● What to produce
Whenever a line in the data below includes the string "rain", copy it out.

---

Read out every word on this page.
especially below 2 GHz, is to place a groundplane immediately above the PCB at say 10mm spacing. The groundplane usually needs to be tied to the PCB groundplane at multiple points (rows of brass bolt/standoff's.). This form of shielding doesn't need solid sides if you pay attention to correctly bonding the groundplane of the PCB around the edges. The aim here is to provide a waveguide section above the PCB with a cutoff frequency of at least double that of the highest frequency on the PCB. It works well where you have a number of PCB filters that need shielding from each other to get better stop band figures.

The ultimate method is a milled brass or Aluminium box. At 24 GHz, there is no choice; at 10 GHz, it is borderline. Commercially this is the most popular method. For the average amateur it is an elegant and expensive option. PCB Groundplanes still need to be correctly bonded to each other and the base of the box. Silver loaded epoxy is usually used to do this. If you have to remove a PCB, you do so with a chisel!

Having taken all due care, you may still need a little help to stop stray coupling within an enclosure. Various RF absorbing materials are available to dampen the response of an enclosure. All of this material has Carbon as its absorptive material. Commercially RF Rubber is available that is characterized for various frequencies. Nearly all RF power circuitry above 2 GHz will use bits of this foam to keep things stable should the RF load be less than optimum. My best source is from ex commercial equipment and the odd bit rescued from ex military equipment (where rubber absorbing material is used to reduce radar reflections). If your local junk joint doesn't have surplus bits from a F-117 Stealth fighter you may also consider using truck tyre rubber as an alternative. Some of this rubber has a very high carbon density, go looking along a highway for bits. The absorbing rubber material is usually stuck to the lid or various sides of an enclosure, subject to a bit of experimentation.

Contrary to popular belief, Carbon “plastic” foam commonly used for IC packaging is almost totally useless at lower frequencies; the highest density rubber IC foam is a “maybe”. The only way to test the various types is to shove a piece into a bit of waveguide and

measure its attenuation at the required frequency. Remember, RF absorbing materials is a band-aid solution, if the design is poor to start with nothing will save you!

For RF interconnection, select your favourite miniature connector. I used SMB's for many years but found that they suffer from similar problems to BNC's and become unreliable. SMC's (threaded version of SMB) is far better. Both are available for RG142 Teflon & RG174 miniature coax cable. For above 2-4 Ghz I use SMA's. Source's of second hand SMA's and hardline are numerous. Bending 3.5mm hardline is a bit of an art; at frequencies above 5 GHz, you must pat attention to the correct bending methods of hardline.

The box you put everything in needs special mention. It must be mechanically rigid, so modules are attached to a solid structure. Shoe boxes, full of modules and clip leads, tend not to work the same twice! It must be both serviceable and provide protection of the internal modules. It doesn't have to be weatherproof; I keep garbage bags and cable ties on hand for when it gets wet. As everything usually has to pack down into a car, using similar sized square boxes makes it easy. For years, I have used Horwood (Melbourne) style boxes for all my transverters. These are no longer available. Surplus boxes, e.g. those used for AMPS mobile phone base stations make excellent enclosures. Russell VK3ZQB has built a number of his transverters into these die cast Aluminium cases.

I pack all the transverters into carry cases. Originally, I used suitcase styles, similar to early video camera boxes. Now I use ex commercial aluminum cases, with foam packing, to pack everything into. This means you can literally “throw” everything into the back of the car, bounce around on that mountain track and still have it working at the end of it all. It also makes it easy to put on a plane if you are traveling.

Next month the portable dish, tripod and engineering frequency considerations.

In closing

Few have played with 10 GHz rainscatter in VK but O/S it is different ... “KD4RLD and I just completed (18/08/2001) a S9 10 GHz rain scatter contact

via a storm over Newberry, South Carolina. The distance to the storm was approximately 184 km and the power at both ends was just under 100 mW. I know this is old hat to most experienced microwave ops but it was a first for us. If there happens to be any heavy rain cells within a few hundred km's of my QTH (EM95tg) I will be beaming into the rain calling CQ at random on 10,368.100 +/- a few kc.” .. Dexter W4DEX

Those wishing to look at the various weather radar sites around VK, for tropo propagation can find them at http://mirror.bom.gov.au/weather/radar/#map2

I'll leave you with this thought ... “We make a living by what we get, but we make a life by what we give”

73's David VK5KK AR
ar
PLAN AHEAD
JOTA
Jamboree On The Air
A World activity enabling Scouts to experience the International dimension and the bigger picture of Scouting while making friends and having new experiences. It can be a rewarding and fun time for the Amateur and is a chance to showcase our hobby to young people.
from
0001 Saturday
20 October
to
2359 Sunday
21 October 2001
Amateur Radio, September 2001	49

---

● Problem solution
Few have played with 10 GHz rainscatter in VK but O/S it is different ... “KD4RLD and I just completed (18/08/2001) a S9 10 GHz rain scatter contact
via a storm over Newberry, South Carolina. The distance to the storm was approximately 184 km and the power at both ends was just under 100 mW. I know this is old hat to most experienced microwave ops but it was a first for us. If there happens to be any heavy rain cells within a few hundred km's of my QTH (EM95tg) I will be beaming into the rain calling CQ at random on 10,368.100 +/- a few kc.” .. Dexter W4DEX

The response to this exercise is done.